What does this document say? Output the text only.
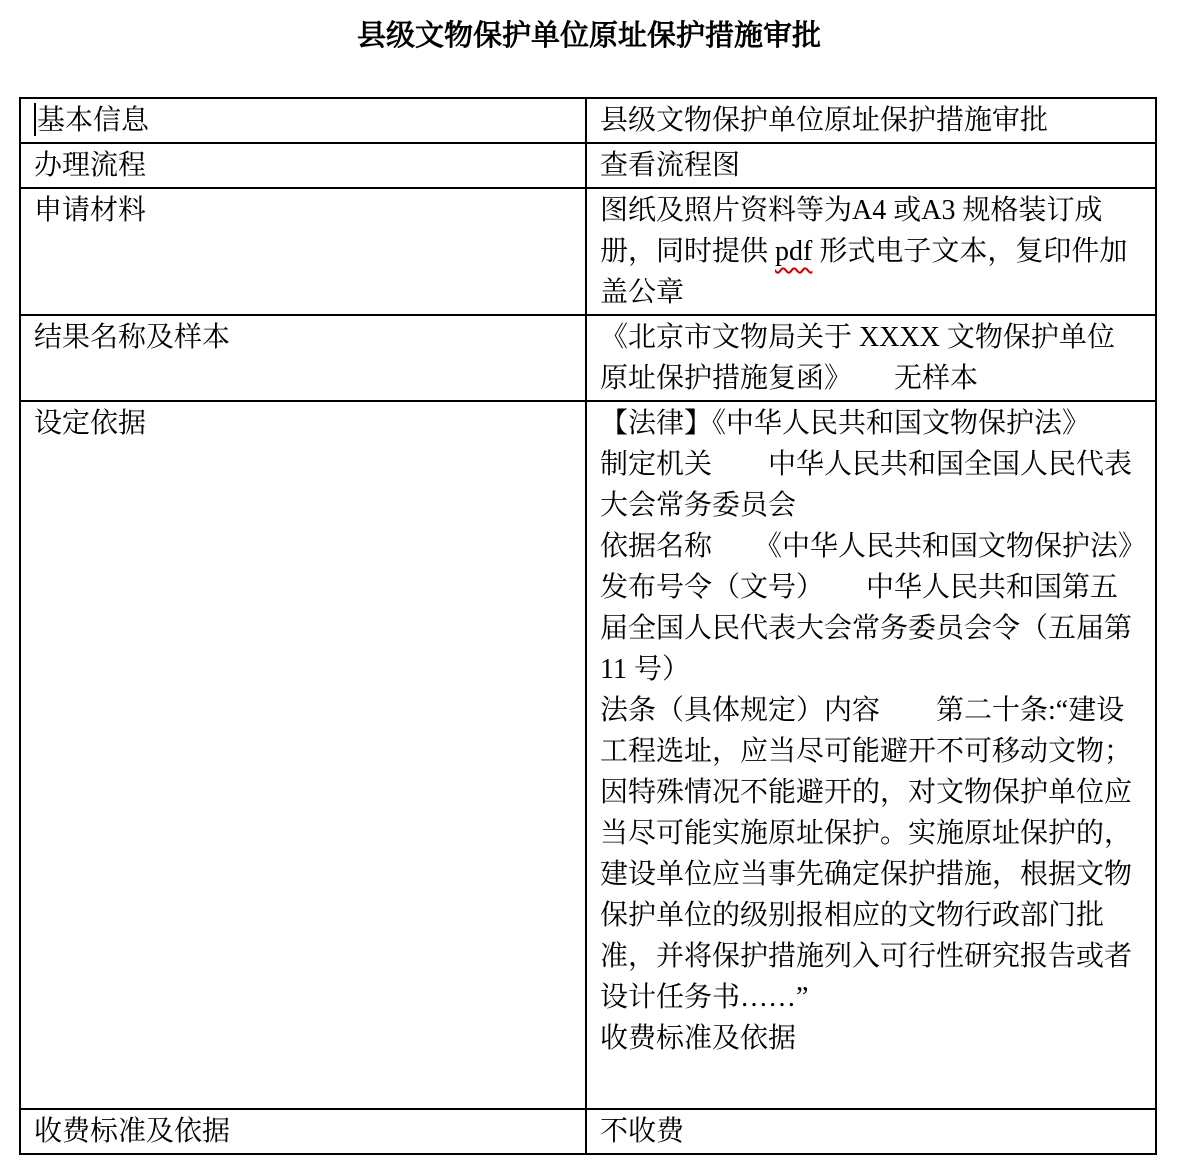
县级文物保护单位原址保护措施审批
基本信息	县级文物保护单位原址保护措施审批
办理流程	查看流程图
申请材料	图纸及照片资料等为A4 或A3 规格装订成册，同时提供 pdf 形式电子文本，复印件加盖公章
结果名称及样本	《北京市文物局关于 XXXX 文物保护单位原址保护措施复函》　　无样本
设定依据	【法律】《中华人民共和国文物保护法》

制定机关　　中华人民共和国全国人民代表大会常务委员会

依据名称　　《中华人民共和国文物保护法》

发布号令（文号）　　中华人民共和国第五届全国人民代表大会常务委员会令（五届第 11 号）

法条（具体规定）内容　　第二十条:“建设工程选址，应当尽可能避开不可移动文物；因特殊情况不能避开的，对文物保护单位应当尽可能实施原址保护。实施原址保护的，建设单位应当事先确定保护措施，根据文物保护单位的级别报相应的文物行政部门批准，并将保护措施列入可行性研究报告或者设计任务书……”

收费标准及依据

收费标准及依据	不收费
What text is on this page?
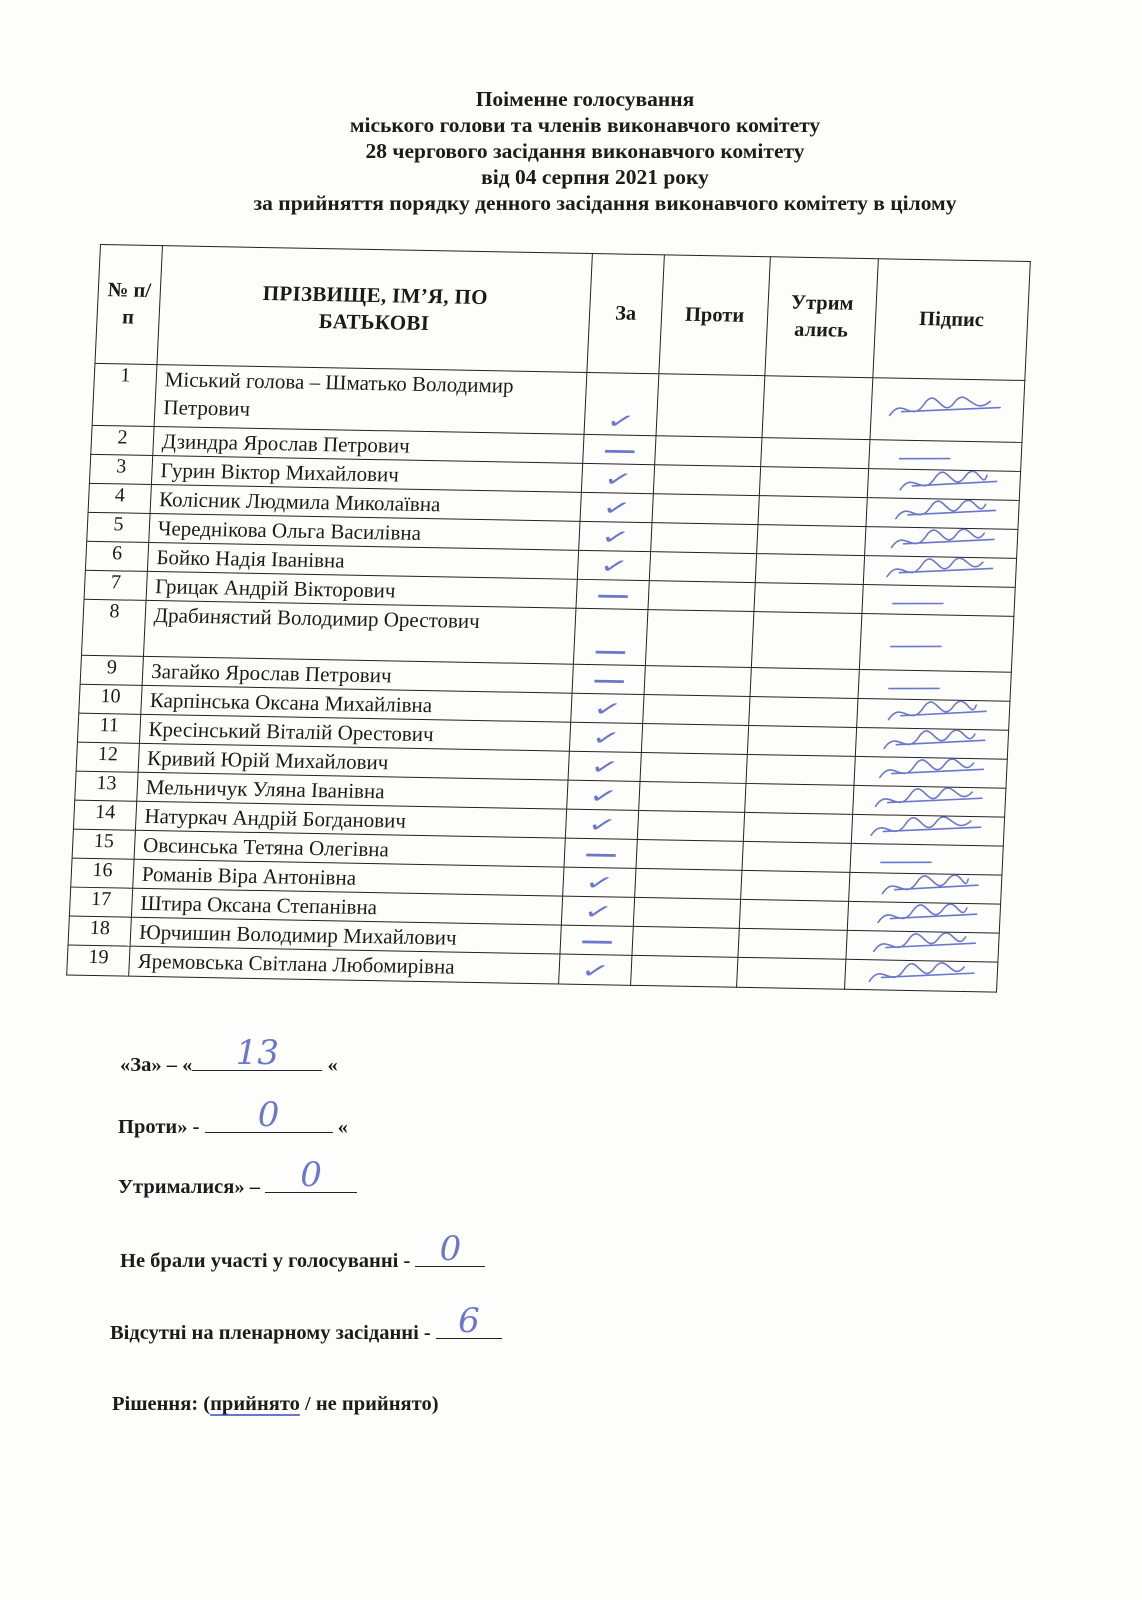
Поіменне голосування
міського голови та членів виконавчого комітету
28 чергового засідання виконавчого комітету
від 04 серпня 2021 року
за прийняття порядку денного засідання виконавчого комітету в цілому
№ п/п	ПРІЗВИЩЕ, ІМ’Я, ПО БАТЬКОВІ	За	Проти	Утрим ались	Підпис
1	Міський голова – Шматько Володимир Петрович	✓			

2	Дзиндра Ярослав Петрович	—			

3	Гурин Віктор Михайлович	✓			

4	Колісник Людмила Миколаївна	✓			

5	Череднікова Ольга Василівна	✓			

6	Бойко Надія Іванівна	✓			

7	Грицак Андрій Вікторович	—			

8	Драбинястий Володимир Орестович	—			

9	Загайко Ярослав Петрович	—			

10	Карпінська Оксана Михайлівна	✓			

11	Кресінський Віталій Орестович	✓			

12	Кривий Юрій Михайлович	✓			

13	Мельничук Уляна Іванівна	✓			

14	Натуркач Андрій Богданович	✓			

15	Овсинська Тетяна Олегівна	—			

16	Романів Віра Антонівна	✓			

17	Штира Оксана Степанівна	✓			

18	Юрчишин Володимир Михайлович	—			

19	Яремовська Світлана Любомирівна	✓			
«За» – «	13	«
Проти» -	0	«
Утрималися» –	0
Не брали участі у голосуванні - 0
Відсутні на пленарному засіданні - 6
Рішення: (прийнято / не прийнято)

==

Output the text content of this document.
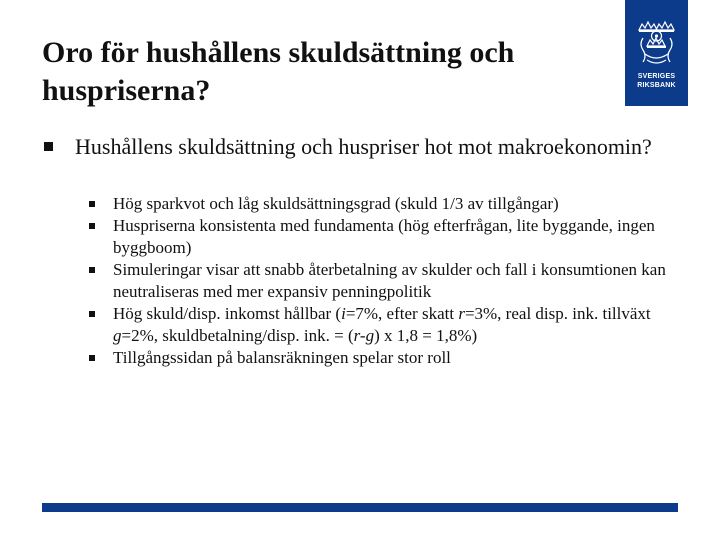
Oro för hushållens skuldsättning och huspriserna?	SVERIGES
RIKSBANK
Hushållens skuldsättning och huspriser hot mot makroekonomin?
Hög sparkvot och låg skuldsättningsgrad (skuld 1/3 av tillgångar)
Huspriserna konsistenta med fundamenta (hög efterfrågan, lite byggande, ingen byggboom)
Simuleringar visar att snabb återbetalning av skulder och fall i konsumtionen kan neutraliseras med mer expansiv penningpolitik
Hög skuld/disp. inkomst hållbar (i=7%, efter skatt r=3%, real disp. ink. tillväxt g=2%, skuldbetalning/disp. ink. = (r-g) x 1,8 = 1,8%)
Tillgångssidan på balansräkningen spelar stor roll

GIVEN EXERCISE: Check every line of the data, and copy the ones that contain "Орестович".

EXPECTED ANSWER:
8	Драбинястий Володимир Орестович	—			
11	Кресінський Віталій Орестович	✓			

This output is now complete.